Goal
Filter the records for lines holding the string "oceans".

(begin)

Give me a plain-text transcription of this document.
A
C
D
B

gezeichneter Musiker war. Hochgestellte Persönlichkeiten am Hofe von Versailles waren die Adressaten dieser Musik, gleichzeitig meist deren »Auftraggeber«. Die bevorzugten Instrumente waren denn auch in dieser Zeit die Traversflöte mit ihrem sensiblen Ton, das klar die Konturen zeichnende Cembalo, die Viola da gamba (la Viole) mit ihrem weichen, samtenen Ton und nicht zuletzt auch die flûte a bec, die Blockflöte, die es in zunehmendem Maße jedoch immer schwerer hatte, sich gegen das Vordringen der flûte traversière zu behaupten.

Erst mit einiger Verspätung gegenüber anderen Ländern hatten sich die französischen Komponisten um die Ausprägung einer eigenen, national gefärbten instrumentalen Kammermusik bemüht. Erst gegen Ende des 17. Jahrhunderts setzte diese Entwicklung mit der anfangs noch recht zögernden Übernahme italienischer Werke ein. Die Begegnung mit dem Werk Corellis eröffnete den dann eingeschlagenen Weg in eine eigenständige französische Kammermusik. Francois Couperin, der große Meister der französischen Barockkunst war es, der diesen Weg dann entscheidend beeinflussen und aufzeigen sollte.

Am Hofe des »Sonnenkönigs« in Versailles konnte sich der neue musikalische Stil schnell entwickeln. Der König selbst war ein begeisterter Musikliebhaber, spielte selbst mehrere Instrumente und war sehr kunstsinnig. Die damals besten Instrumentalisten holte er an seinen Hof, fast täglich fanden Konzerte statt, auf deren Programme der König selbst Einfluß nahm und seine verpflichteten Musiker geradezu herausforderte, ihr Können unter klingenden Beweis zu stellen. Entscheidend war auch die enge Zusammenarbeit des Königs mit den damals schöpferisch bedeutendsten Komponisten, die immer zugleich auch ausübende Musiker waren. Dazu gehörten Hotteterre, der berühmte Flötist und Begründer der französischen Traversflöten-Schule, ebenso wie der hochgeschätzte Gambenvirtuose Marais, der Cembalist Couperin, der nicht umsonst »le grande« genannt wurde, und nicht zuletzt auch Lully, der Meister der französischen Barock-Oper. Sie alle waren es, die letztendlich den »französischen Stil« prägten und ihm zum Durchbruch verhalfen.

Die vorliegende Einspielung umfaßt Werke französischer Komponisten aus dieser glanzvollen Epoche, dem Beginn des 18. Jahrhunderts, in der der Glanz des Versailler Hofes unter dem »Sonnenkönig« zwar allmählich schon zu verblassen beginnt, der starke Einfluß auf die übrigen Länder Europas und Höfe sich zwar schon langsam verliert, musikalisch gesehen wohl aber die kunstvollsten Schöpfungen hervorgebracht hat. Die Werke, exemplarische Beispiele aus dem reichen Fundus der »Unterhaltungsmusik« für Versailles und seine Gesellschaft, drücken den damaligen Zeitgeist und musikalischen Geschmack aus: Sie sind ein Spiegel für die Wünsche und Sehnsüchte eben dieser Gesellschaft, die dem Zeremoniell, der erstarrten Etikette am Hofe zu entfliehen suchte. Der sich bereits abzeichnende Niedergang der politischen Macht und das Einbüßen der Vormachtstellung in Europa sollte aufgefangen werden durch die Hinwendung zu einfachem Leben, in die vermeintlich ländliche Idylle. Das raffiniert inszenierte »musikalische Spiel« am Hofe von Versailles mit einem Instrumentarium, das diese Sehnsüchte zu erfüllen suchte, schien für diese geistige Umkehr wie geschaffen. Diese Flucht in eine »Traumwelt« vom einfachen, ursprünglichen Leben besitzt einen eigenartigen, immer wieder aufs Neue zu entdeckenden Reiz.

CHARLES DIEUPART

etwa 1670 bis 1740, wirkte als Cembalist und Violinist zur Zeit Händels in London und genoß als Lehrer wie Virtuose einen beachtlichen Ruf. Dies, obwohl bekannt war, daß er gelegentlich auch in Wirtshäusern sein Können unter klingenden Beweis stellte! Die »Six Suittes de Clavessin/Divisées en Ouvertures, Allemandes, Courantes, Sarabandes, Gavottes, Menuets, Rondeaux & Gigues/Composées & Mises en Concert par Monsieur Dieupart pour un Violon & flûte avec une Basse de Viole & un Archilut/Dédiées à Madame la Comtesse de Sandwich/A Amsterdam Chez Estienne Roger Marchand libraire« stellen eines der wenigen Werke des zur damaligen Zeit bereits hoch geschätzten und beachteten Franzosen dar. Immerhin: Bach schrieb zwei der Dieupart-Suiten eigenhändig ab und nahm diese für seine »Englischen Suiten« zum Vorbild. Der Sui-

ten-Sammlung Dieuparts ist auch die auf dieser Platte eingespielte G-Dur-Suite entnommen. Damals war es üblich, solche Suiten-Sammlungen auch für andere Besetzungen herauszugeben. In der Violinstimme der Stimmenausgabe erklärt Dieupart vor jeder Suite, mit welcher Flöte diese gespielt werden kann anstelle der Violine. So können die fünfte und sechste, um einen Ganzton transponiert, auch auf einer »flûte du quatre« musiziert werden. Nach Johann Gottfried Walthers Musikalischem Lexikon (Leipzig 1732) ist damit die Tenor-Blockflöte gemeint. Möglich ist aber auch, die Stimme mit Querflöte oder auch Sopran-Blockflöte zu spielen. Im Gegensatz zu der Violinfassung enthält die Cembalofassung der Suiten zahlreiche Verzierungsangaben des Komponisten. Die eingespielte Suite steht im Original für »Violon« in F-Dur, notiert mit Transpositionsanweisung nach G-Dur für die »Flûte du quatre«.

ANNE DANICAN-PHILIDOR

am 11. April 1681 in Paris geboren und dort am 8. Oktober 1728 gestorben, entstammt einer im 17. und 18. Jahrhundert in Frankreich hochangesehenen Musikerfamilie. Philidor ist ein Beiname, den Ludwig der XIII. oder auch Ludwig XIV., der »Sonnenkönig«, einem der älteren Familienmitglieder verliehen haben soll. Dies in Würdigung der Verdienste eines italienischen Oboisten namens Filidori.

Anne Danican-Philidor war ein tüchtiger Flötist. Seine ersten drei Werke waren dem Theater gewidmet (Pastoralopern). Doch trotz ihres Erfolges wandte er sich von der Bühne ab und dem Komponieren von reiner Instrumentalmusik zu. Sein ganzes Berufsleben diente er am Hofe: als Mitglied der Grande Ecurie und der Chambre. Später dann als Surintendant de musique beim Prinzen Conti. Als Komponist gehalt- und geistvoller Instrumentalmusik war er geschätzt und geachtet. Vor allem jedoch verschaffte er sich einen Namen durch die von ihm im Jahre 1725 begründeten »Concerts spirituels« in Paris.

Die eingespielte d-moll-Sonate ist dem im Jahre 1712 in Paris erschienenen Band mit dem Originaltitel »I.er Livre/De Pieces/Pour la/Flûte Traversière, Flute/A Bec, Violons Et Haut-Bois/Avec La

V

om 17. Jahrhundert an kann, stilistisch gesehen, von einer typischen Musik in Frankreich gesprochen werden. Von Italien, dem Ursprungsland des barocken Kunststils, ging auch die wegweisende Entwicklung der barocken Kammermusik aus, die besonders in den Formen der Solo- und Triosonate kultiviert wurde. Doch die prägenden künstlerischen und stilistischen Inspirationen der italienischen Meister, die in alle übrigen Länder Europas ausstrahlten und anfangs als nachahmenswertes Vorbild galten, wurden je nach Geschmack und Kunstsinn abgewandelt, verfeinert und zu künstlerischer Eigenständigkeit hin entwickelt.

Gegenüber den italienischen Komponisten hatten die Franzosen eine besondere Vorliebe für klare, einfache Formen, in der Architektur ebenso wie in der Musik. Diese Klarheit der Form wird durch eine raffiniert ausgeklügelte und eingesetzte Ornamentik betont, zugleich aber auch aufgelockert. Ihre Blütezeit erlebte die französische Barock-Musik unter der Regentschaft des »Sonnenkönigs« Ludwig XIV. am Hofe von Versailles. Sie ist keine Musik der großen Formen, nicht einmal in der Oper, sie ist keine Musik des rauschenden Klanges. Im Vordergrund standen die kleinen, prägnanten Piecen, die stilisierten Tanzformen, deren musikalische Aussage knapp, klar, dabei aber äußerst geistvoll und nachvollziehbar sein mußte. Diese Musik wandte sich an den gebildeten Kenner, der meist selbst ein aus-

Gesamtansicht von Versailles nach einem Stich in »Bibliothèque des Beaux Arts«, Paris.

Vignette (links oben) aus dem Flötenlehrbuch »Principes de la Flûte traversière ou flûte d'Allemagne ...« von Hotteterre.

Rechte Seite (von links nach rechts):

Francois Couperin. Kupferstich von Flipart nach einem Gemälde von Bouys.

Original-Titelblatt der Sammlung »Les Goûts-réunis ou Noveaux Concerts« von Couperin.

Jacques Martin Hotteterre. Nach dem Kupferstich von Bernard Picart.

(end)
(begin)

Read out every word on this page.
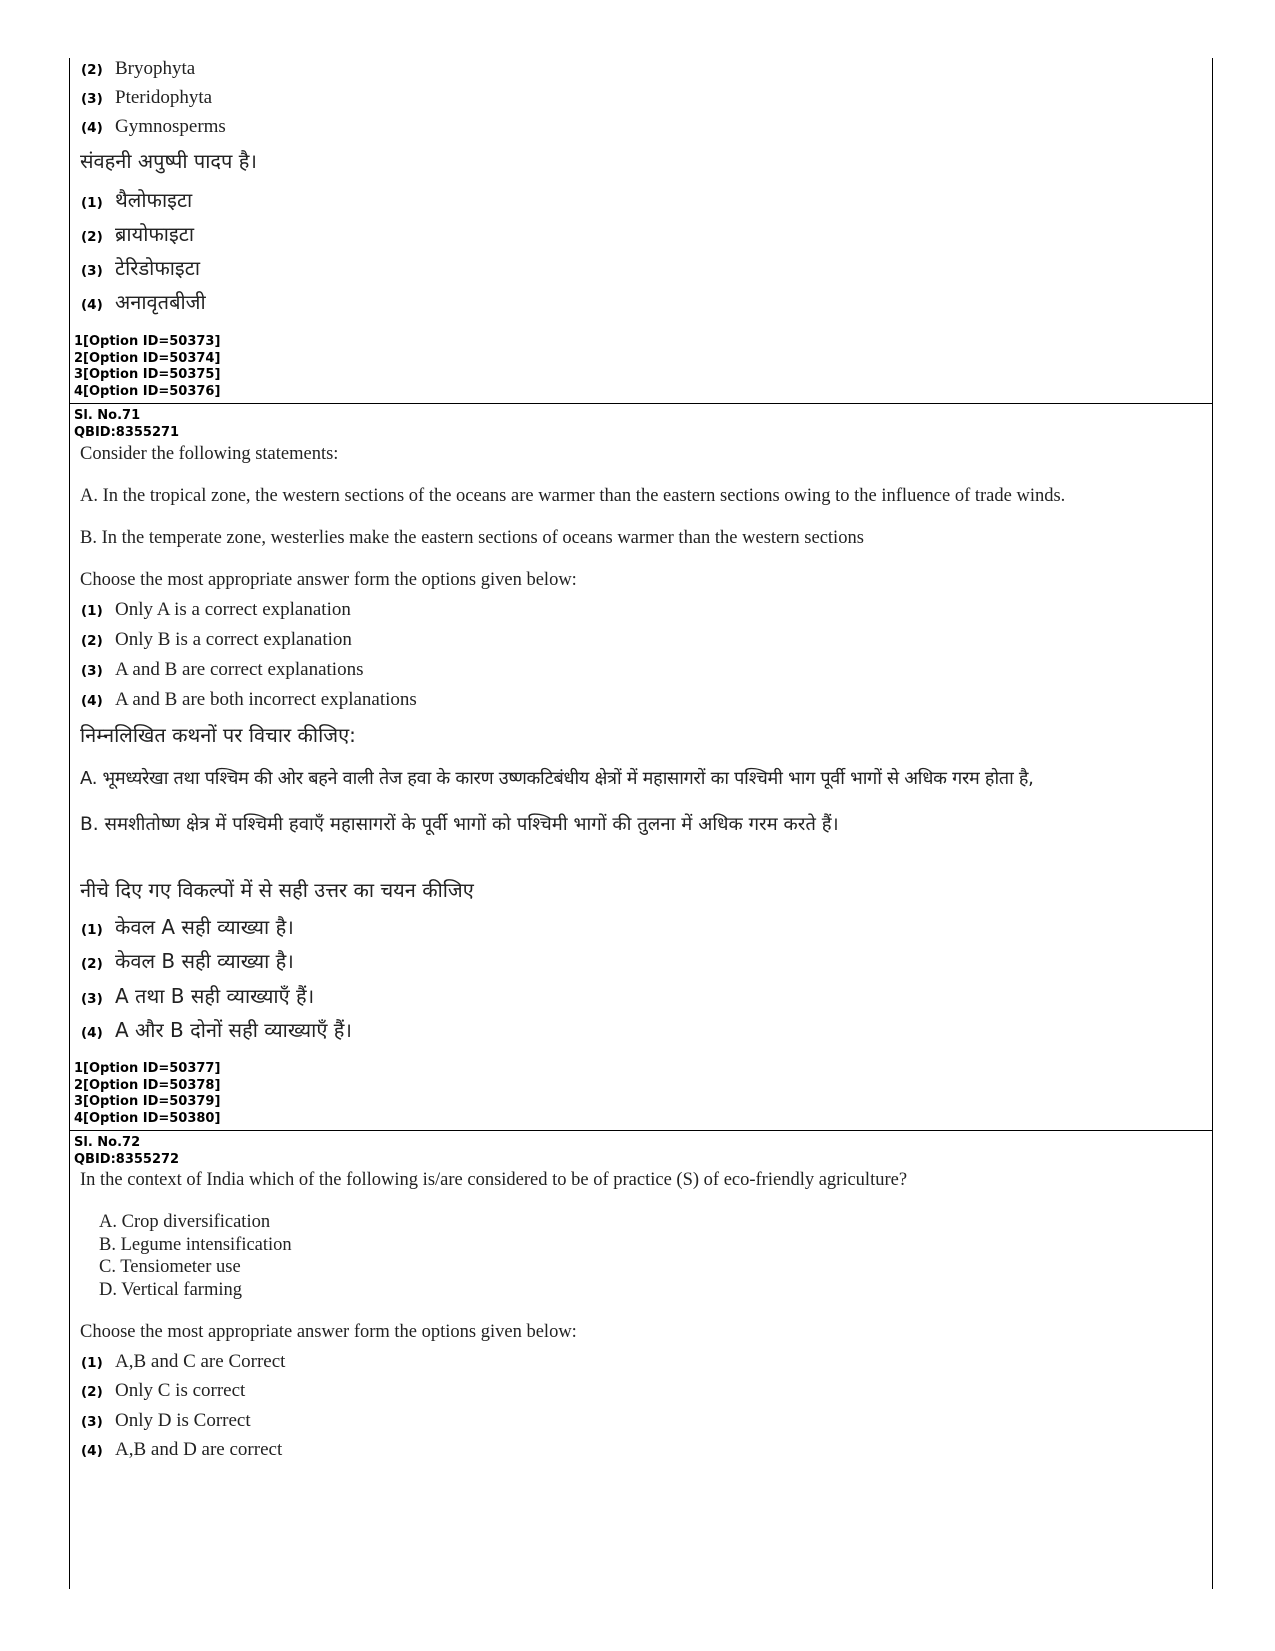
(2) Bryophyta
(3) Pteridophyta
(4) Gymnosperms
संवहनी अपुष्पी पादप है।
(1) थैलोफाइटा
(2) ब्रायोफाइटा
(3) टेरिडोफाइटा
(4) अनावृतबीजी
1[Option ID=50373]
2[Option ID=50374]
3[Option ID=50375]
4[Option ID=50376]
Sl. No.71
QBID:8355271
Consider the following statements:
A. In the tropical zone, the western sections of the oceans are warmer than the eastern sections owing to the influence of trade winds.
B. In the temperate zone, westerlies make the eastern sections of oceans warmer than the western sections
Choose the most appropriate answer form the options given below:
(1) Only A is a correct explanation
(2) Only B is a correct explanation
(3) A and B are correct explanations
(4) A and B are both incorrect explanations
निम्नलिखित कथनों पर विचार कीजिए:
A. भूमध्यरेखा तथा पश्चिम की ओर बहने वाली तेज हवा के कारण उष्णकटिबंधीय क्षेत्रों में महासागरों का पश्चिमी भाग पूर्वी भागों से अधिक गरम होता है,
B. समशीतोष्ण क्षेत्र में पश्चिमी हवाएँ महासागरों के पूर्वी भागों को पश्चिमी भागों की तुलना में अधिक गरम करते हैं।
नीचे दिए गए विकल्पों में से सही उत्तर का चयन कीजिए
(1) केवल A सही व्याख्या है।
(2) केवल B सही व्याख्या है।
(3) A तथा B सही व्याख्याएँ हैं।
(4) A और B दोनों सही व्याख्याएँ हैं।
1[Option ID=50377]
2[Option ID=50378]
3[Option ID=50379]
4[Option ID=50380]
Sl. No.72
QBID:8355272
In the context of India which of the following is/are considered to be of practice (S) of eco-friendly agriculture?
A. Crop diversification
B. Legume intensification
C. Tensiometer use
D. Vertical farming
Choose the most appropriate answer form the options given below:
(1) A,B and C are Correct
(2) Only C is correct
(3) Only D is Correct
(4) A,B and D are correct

(end)

Correct response
A. In the tropical zone, the western sections of the oceans are warmer than the eastern sections owing to the influence of trade winds.
B. In the temperate zone, westerlies make the eastern sections of oceans warmer than the western sections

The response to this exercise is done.